Instruction =>
Reproduce each line exactly.
═══ Task material ═══
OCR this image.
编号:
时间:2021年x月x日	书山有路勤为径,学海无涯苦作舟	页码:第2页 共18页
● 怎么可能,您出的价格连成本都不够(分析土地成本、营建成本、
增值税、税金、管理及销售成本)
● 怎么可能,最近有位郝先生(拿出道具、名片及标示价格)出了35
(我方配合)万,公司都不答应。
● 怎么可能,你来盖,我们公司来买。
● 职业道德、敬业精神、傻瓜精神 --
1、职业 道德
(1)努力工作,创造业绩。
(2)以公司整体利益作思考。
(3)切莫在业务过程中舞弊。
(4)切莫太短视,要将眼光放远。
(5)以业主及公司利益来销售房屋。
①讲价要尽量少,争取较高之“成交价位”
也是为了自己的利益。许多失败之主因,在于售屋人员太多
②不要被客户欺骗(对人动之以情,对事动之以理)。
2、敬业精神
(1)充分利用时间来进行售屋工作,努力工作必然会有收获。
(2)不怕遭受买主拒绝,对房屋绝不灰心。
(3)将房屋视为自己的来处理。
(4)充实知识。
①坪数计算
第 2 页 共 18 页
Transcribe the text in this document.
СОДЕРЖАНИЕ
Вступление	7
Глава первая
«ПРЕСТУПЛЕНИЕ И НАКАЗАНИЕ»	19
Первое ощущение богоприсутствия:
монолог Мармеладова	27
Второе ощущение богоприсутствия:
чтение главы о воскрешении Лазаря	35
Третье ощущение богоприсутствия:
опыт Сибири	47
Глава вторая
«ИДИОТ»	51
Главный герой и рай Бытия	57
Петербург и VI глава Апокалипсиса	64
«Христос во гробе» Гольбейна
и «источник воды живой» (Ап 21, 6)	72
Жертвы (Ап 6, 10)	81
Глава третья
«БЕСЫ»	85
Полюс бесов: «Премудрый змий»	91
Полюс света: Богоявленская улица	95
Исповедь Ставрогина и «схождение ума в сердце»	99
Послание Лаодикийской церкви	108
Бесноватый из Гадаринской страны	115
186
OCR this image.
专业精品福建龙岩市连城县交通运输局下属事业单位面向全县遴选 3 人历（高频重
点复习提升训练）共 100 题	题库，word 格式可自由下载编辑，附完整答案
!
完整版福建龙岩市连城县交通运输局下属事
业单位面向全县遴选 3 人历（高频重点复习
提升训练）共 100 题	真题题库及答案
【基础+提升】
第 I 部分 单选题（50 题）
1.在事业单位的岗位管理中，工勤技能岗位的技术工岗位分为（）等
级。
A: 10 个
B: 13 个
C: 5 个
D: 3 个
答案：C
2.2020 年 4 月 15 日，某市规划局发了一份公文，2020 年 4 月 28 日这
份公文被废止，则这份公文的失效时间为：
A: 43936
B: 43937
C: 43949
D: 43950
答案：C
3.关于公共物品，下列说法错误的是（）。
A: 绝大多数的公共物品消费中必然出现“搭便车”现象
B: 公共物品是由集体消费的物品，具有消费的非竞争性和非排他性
═══
Written response =>
OCR this image.
编号:
时间:2021年x月x日	书山有路勤为径,学海无涯苦作舟	页码:第2页 共18页
● 怎么可能,您出的价格连成本都不够(分析土地成本、营建成本、
增值税、税金、管理及销售成本)
● 怎么可能,最近有位郝先生(拿出道具、名片及标示价格)出了35
(我方配合)万,公司都不答应。
● 怎么可能,你来盖,我们公司来买。
● 职业道德、敬业精神、傻瓜精神 --
1、职业 道德
(1)努力工作,创造业绩。
(2)以公司整体利益作思考。
(3)切莫在业务过程中舞弊。
(4)切莫太短视,要将眼光放远。
(5)以业主及公司利益来销售房屋。
①讲价要尽量少,争取较高之“成交价位”
也是为了自己的利益。许多失败之主因,在于售屋人员太多
②不要被客户欺骗(对人动之以情,对事动之以理)。
2、敬业精神
(1)充分利用时间来进行售屋工作,努力工作必然会有收获。
(2)不怕遭受买主拒绝,对房屋绝不灰心。
(3)将房屋视为自己的来处理。
(4)充实知识。
①坪数计算
第 2 页 共 18 页
Transcribe the text in this document.
СОДЕРЖАНИЕ
Вступление	7
Глава первая
«ПРЕСТУПЛЕНИЕ И НАКАЗАНИЕ»	19
Первое ощущение богоприсутствия:
монолог Мармеладова	27
Второе ощущение богоприсутствия:
чтение главы о воскрешении Лазаря	35
Третье ощущение богоприсутствия:
опыт Сибири	47
Глава вторая
«ИДИОТ»	51
Главный герой и рай Бытия	57
Петербург и VI глава Апокалипсиса	64
«Христос во гробе» Гольбейна
и «источник воды живой» (Ап 21, 6)	72
Жертвы (Ап 6, 10)	81
Глава третья
«БЕСЫ»	85
Полюс бесов: «Премудрый змий»	91
Полюс света: Богоявленская улица	95
Исповедь Ставрогина и «схождение ума в сердце»	99
Послание Лаодикийской церкви	108
Бесноватый из Гадаринской страны	115
186
OCR this image.
专业精品福建龙岩市连城县交通运输局下属事业单位面向全县遴选 3 人历（高频重
点复习提升训练）共 100 题	题库，word 格式可自由下载编辑，附完整答案
!
完整版福建龙岩市连城县交通运输局下属事
业单位面向全县遴选 3 人历（高频重点复习
提升训练）共 100 题	真题题库及答案
【基础+提升】
第 I 部分 单选题（50 题）
1.在事业单位的岗位管理中，工勤技能岗位的技术工岗位分为（）等
级。
A: 10 个
B: 13 个
C: 5 个
D: 3 个
答案：C
2.2020 年 4 月 15 日，某市规划局发了一份公文，2020 年 4 月 28 日这
份公文被废止，则这份公文的失效时间为：
A: 43936
B: 43937
C: 43949
D: 43950
答案：C
3.关于公共物品，下列说法错误的是（）。
A: 绝大多数的公共物品消费中必然出现“搭便车”现象
B: 公共物品是由集体消费的物品，具有消费的非竞争性和非排他性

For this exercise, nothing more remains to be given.